Transcribe the records below in full; pictures stay out of the copy.
— BEGIN —
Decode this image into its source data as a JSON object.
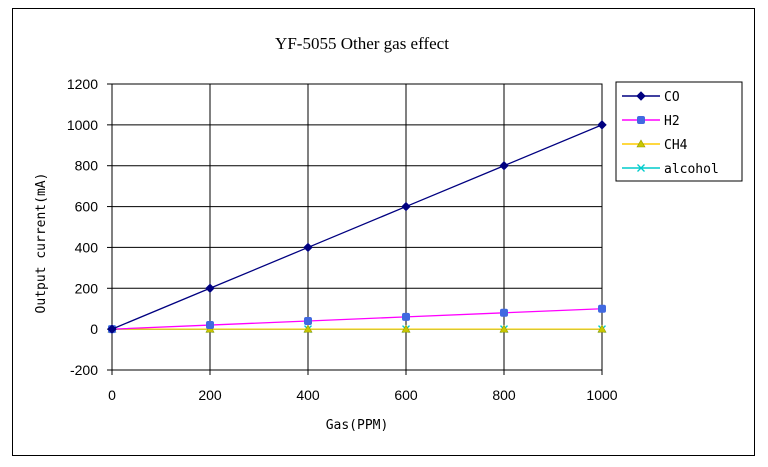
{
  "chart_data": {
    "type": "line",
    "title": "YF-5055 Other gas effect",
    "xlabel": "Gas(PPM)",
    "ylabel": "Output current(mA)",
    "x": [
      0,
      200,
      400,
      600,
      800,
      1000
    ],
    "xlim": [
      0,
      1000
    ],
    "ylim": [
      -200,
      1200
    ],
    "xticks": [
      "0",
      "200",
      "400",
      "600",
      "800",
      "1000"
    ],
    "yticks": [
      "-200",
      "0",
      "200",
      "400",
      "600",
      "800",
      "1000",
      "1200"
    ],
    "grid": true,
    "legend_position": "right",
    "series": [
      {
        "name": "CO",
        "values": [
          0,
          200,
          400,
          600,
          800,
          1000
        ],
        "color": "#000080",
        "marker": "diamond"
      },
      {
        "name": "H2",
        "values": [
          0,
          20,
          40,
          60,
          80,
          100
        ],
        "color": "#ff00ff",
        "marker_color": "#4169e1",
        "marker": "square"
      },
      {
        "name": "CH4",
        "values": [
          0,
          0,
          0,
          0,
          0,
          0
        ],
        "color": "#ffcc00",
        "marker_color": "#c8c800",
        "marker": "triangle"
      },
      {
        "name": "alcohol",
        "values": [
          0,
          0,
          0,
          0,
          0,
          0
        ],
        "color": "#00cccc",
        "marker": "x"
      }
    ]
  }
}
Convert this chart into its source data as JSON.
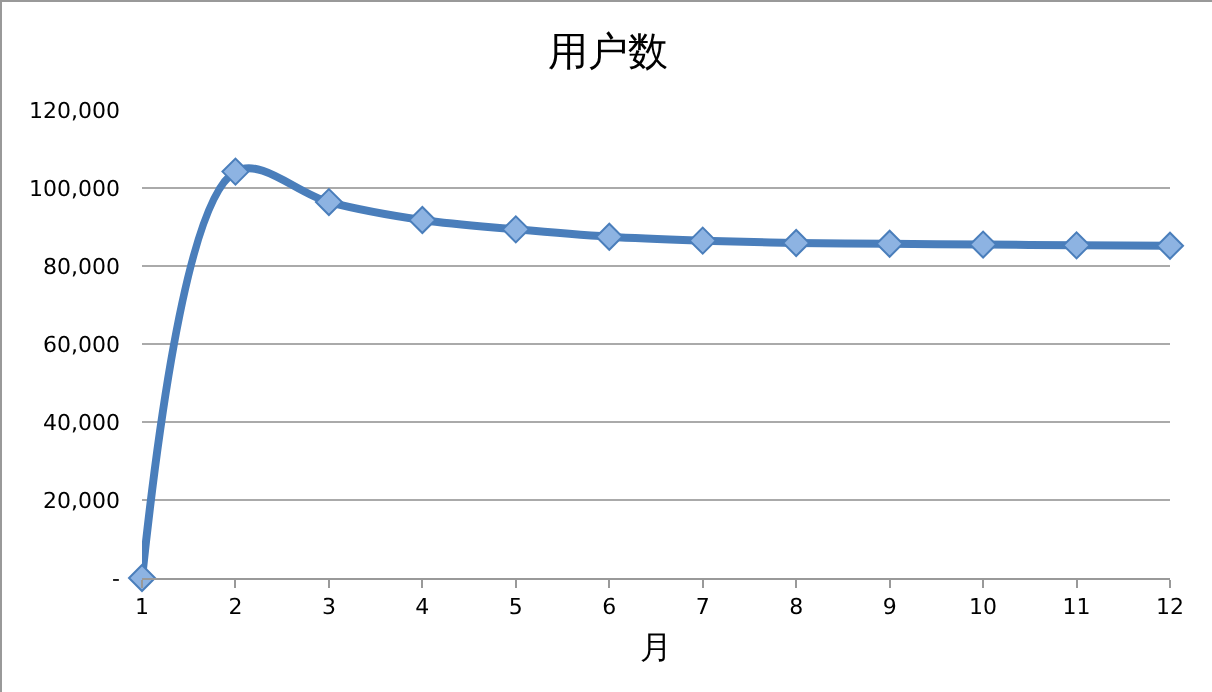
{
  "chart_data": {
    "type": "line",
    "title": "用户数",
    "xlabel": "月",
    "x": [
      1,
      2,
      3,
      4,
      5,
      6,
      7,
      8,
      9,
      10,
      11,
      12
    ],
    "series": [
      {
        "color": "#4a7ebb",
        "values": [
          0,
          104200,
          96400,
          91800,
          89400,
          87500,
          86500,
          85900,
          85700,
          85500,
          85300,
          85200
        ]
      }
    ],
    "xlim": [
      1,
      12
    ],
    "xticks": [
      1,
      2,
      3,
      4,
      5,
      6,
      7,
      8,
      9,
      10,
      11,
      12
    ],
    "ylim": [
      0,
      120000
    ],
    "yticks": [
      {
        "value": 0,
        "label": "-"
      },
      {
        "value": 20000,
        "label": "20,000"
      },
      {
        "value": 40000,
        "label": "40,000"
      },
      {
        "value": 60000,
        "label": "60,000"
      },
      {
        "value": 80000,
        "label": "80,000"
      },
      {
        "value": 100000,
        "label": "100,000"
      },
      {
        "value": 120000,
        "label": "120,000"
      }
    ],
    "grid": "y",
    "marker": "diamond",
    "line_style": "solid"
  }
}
— END —
→ **Worked solution**:
Decode this image into its source data as a JSON object.
{
  "chart_data": {
    "type": "line",
    "title": "YF-5055 Other gas effect",
    "xlabel": "Gas(PPM)",
    "ylabel": "Output current(mA)",
    "x": [
      0,
      200,
      400,
      600,
      800,
      1000
    ],
    "xlim": [
      0,
      1000
    ],
    "ylim": [
      -200,
      1200
    ],
    "xticks": [
      "0",
      "200",
      "400",
      "600",
      "800",
      "1000"
    ],
    "yticks": [
      "-200",
      "0",
      "200",
      "400",
      "600",
      "800",
      "1000",
      "1200"
    ],
    "grid": true,
    "legend_position": "right",
    "series": [
      {
        "name": "CO",
        "values": [
          0,
          200,
          400,
          600,
          800,
          1000
        ],
        "color": "#000080",
        "marker": "diamond"
      },
      {
        "name": "H2",
        "values": [
          0,
          20,
          40,
          60,
          80,
          100
        ],
        "color": "#ff00ff",
        "marker_color": "#4169e1",
        "marker": "square"
      },
      {
        "name": "CH4",
        "values": [
          0,
          0,
          0,
          0,
          0,
          0
        ],
        "color": "#ffcc00",
        "marker_color": "#c8c800",
        "marker": "triangle"
      },
      {
        "name": "alcohol",
        "values": [
          0,
          0,
          0,
          0,
          0,
          0
        ],
        "color": "#00cccc",
        "marker": "x"
      }
    ]
  }
}
Convert this chart into its source data as JSON.
{
  "chart_data": {
    "type": "line",
    "title": "用户数",
    "xlabel": "月",
    "x": [
      1,
      2,
      3,
      4,
      5,
      6,
      7,
      8,
      9,
      10,
      11,
      12
    ],
    "series": [
      {
        "color": "#4a7ebb",
        "values": [
          0,
          104200,
          96400,
          91800,
          89400,
          87500,
          86500,
          85900,
          85700,
          85500,
          85300,
          85200
        ]
      }
    ],
    "xlim": [
      1,
      12
    ],
    "xticks": [
      1,
      2,
      3,
      4,
      5,
      6,
      7,
      8,
      9,
      10,
      11,
      12
    ],
    "ylim": [
      0,
      120000
    ],
    "yticks": [
      {
        "value": 0,
        "label": "-"
      },
      {
        "value": 20000,
        "label": "20,000"
      },
      {
        "value": 40000,
        "label": "40,000"
      },
      {
        "value": 60000,
        "label": "60,000"
      },
      {
        "value": 80000,
        "label": "80,000"
      },
      {
        "value": 100000,
        "label": "100,000"
      },
      {
        "value": 120000,
        "label": "120,000"
      }
    ],
    "grid": "y",
    "marker": "diamond",
    "line_style": "solid"
  }
}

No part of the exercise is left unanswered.